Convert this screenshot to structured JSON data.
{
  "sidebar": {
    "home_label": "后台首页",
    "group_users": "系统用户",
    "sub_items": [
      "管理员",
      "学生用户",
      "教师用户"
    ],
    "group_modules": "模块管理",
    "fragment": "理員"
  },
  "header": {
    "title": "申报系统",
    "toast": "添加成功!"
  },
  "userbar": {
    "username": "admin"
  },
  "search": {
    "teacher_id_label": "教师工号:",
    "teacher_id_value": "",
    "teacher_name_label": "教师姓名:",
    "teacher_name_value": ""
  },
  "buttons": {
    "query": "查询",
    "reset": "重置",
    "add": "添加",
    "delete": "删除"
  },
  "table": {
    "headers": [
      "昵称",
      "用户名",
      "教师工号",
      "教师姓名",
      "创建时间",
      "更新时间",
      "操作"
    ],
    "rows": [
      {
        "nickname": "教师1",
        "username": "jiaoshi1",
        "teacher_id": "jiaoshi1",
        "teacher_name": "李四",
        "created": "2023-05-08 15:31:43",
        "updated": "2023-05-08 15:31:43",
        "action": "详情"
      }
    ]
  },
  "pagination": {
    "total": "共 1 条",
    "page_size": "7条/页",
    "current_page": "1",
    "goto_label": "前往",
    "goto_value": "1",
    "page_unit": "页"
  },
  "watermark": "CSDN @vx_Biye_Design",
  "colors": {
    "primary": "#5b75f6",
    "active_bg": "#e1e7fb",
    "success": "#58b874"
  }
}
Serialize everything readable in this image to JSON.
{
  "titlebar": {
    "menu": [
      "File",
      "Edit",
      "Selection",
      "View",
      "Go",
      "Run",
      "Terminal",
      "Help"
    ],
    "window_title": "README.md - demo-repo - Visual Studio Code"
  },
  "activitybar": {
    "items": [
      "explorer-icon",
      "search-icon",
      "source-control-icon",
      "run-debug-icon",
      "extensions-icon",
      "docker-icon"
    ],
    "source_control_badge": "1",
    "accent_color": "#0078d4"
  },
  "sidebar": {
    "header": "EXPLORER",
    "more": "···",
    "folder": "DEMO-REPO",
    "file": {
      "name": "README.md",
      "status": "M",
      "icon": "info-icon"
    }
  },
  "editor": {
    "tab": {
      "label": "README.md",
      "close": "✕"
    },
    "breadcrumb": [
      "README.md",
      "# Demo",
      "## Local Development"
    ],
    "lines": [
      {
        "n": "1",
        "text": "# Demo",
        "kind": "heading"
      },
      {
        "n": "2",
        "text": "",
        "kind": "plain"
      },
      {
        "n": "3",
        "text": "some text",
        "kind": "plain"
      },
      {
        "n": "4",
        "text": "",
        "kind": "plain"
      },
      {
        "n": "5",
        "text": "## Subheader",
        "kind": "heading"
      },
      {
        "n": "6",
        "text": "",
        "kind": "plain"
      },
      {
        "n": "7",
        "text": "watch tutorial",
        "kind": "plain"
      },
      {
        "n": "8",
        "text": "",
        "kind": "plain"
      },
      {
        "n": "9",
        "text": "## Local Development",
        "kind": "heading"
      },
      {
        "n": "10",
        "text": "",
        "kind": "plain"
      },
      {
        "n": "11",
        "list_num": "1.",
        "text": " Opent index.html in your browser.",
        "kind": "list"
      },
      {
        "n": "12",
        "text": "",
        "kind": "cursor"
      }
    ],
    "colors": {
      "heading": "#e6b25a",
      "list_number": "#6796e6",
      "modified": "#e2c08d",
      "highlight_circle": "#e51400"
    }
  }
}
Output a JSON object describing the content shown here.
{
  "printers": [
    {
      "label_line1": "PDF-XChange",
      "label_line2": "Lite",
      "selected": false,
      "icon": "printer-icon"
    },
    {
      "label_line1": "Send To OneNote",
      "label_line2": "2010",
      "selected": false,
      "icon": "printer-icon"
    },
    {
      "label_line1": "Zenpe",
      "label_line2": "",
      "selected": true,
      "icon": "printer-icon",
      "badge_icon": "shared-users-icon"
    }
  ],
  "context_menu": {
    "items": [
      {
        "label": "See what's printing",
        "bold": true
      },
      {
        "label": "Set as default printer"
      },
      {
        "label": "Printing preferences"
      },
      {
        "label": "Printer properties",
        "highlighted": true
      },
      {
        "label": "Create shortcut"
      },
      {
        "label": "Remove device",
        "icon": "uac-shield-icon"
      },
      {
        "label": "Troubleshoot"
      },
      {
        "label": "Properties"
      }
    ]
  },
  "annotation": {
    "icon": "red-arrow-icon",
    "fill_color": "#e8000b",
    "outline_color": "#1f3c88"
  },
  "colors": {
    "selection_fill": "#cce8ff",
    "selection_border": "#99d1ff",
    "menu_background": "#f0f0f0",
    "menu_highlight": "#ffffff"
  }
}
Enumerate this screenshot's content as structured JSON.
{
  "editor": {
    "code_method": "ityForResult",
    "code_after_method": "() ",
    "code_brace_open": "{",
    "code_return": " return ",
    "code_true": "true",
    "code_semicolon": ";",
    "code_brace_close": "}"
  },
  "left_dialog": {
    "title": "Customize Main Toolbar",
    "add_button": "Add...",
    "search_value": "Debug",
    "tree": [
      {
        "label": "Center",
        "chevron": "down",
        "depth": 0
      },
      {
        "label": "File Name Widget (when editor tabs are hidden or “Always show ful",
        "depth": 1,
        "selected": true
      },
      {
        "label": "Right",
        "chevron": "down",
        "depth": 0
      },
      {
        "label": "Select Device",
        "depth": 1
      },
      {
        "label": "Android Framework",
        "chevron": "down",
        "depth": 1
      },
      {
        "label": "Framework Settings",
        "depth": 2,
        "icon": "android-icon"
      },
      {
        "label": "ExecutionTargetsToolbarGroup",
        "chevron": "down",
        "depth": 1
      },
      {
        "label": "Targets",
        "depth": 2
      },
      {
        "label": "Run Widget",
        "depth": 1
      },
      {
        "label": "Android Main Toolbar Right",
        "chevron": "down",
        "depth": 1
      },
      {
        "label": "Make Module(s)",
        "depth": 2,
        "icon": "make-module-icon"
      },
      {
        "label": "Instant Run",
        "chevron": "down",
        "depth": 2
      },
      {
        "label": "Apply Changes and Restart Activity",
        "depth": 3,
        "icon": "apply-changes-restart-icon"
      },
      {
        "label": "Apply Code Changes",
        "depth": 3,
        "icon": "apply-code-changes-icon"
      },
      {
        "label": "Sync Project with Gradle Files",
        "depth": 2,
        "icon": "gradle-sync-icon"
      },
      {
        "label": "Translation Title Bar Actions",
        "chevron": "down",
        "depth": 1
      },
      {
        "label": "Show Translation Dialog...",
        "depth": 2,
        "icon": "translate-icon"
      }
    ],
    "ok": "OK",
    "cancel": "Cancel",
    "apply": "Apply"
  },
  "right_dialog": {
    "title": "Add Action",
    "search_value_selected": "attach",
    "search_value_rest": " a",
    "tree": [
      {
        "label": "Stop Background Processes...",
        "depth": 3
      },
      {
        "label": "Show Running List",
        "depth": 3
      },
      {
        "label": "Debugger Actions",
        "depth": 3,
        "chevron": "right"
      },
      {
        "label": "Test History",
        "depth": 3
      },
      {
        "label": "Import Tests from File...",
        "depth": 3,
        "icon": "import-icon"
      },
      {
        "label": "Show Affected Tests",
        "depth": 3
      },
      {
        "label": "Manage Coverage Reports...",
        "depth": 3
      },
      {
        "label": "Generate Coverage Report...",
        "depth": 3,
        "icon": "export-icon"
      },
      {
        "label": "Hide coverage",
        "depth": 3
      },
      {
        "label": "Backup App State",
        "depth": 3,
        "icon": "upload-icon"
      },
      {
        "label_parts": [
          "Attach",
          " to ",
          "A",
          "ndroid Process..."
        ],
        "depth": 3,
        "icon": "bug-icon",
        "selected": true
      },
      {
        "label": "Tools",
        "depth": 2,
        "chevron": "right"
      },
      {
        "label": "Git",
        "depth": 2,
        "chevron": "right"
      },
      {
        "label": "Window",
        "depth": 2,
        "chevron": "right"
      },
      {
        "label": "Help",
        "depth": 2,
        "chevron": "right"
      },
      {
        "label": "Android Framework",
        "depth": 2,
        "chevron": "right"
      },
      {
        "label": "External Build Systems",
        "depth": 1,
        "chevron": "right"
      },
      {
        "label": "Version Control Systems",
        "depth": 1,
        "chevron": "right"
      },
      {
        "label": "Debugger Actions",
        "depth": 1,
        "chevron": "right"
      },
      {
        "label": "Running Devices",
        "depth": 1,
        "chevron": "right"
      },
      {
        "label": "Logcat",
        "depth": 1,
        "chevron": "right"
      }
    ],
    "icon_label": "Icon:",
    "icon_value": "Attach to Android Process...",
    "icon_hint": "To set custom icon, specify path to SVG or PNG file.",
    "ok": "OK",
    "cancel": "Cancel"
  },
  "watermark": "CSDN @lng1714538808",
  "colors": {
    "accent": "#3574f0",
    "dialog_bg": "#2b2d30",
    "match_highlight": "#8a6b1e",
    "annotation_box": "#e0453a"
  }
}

--- JOB ---
From the listing above, copy every line that holds the string "structured".

--- FINAL RESULT ---
Convert this screenshot to structured JSON data.
Enumerate this screenshot's content as structured JSON.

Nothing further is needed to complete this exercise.